_Problem statement_.
State the number of lines that contain "folder", with no other text.

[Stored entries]

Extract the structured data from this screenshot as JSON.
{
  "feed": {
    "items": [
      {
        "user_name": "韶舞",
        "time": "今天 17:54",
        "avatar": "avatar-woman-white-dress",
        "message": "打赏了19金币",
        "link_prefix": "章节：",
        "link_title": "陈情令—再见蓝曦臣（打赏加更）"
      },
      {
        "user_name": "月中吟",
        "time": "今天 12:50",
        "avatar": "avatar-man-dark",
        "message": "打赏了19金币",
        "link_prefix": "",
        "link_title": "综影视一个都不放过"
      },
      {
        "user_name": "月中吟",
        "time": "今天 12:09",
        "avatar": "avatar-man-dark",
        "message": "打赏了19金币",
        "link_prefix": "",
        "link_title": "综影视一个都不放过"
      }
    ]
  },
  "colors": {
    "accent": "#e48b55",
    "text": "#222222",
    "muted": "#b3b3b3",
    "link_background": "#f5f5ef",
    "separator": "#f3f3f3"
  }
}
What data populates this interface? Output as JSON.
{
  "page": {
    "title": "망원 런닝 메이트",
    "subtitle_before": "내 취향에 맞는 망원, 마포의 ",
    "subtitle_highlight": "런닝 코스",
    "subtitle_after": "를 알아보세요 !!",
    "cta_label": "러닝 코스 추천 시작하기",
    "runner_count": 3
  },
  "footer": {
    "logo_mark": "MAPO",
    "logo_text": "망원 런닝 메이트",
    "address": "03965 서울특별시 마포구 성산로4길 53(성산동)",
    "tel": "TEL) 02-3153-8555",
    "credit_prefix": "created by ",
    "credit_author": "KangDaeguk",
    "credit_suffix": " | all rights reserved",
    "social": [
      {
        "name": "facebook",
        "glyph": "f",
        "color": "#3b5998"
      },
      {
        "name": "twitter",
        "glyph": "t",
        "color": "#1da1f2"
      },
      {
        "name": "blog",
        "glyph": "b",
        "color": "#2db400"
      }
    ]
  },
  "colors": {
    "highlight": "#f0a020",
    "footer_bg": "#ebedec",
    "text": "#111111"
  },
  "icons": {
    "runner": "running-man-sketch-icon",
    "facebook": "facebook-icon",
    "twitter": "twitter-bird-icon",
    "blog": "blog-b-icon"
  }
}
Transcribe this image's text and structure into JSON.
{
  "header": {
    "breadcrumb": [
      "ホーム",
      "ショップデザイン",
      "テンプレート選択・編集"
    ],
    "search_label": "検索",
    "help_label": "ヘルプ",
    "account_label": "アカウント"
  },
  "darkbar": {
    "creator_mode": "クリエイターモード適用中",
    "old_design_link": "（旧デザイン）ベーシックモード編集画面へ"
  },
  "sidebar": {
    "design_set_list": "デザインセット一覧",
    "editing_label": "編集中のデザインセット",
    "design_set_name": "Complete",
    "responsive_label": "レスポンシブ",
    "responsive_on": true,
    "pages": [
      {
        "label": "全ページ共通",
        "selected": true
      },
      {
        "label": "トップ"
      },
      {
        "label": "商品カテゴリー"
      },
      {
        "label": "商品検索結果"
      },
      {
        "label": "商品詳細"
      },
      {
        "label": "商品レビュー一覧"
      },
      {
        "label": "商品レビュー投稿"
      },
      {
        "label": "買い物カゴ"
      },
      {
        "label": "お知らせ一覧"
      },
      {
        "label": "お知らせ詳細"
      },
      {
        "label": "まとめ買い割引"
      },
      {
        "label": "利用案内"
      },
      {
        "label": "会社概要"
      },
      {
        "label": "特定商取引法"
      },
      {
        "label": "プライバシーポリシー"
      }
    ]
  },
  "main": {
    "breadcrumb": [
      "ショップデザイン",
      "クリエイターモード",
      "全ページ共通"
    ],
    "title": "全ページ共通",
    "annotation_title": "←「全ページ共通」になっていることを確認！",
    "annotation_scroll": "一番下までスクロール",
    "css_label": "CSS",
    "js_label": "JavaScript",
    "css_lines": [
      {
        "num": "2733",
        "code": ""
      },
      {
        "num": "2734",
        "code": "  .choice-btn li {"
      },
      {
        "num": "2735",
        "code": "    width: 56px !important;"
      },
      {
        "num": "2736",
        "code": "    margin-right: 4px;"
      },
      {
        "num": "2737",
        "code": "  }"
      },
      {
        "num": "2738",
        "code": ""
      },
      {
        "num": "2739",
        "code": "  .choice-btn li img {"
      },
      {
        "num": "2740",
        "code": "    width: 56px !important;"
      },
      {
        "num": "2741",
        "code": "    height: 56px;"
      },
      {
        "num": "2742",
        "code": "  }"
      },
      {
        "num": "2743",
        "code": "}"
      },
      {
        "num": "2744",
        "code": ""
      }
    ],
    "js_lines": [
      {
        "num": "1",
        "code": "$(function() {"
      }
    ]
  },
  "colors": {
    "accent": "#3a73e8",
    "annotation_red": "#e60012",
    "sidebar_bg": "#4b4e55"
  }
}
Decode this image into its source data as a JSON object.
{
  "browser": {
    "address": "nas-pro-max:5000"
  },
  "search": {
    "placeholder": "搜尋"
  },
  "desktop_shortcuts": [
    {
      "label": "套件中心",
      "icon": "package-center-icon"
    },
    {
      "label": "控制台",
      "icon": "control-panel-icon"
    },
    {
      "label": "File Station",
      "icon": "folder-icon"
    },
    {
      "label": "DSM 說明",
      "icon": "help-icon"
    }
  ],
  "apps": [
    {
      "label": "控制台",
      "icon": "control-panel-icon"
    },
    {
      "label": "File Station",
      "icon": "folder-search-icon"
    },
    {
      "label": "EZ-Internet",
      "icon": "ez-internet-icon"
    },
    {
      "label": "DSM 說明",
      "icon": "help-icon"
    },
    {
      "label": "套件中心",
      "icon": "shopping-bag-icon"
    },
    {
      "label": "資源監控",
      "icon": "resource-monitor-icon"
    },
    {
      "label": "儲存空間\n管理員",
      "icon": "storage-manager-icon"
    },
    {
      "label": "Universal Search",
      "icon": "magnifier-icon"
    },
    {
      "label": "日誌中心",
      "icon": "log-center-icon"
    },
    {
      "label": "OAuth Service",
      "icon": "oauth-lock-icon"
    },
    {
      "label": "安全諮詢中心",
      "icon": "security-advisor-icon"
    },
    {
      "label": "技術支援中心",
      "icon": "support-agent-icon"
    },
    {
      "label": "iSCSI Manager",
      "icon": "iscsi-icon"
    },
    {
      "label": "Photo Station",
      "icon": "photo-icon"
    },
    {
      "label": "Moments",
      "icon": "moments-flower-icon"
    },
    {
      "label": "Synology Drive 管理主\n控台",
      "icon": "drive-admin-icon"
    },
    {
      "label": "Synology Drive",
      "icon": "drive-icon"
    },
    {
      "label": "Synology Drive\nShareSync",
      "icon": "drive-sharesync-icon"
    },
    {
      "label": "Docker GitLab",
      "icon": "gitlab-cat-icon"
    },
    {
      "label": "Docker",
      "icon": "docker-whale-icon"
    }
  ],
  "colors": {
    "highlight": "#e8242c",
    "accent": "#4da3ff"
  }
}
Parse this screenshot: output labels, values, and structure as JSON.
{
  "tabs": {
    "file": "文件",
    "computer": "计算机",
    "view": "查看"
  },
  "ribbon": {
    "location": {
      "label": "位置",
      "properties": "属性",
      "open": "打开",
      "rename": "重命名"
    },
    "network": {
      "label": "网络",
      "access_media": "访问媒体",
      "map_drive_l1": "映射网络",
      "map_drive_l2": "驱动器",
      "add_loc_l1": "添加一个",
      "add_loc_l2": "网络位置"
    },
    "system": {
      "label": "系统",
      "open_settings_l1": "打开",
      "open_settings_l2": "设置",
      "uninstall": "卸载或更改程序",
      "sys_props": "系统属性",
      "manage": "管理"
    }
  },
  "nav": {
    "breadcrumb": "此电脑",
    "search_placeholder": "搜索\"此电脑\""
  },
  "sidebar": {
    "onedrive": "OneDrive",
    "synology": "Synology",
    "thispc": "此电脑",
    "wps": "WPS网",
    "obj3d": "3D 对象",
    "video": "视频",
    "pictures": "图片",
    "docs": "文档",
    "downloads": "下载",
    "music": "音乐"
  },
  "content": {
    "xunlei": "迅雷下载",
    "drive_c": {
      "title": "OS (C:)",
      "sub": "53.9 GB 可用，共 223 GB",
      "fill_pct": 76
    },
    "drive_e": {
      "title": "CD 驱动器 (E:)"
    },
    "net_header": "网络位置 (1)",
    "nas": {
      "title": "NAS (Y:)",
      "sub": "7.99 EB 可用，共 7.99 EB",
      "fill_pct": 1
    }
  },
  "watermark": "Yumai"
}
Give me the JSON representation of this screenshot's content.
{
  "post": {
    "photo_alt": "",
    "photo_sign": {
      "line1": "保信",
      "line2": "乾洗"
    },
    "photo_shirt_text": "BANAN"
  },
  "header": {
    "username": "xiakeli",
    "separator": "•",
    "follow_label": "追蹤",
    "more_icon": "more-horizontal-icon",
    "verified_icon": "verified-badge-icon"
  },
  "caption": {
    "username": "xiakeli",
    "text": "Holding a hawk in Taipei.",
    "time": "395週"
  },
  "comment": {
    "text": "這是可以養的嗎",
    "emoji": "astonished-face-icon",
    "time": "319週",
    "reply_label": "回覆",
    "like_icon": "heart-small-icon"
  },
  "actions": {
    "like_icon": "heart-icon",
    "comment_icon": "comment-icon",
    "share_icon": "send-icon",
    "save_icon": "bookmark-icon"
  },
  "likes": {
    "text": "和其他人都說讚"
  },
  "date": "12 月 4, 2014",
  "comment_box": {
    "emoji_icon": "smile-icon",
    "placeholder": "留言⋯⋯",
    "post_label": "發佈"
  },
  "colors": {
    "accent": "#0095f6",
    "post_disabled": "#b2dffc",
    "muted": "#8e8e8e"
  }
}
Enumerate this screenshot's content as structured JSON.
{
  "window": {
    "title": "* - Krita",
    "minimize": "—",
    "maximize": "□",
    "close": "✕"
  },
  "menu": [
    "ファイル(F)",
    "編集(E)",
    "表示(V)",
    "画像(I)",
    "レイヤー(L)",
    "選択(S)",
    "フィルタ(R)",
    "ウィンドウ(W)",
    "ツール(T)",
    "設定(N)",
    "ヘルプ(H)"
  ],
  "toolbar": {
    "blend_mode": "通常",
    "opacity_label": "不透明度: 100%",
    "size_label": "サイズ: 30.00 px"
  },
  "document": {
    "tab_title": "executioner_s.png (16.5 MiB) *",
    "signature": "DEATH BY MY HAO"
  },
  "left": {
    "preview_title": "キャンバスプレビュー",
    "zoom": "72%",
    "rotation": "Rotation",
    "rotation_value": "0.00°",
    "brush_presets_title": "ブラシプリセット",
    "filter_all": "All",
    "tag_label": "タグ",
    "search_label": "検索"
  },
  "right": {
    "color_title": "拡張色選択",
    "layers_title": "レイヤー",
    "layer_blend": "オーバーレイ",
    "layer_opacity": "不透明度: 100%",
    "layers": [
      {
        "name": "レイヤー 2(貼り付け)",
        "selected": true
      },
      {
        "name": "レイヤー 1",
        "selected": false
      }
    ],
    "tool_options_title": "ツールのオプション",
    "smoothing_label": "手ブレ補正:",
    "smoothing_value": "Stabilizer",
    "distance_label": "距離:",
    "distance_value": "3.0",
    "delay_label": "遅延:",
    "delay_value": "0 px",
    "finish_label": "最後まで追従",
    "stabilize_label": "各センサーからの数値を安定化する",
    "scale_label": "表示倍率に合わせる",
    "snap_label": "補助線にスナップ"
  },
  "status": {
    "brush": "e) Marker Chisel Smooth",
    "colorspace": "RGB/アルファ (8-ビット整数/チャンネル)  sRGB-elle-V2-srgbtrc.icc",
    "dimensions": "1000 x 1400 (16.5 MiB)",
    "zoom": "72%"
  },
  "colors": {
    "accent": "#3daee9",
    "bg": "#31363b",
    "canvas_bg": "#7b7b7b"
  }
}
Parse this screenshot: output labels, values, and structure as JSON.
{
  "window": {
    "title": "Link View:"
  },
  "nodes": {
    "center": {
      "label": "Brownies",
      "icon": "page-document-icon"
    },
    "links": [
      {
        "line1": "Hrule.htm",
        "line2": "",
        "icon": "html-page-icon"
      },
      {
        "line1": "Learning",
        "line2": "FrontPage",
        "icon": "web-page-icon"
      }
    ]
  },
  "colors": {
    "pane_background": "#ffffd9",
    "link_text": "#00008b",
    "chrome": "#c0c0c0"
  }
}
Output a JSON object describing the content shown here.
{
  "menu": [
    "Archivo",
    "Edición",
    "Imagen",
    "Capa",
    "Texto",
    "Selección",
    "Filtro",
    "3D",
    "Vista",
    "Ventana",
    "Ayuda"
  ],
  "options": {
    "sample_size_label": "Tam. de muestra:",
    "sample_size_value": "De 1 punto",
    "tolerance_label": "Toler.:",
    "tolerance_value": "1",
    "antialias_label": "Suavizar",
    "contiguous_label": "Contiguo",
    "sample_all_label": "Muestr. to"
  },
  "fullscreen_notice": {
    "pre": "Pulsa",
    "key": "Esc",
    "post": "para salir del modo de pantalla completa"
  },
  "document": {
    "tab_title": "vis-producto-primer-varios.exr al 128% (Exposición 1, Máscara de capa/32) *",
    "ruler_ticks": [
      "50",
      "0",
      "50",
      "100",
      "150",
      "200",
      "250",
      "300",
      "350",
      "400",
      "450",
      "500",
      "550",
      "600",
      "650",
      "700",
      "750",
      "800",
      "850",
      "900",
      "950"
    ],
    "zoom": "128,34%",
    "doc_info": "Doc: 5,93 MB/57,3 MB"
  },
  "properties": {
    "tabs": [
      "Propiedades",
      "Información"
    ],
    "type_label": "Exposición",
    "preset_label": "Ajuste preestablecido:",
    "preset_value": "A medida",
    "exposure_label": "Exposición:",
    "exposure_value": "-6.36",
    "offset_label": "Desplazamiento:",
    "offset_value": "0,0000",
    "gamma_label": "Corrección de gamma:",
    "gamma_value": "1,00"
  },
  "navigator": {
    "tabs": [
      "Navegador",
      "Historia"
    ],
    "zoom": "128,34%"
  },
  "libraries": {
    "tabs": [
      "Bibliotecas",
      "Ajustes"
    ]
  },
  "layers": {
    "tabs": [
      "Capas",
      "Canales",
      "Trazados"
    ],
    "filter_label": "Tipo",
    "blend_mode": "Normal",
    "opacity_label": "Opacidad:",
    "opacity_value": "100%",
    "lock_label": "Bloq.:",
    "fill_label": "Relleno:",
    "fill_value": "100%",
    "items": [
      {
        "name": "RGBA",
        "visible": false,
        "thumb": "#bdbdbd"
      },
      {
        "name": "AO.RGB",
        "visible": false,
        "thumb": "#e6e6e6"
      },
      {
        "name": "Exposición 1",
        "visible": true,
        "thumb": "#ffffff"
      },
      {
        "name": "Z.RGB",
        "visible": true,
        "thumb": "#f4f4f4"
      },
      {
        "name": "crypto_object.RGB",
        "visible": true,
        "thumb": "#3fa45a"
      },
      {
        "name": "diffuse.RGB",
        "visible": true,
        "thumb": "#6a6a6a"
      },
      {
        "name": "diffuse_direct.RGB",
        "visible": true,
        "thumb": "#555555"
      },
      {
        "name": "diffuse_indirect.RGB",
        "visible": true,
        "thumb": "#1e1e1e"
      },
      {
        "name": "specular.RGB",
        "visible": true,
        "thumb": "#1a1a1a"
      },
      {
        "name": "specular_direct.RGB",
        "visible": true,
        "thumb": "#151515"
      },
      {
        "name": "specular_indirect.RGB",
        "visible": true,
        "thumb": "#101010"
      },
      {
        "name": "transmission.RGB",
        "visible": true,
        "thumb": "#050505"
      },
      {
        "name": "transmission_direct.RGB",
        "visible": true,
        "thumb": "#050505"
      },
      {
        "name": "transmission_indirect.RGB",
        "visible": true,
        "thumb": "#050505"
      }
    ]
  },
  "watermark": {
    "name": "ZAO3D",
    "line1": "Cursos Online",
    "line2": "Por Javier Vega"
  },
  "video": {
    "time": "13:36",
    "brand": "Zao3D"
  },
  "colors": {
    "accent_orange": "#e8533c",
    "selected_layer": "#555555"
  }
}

_Finished task_.
2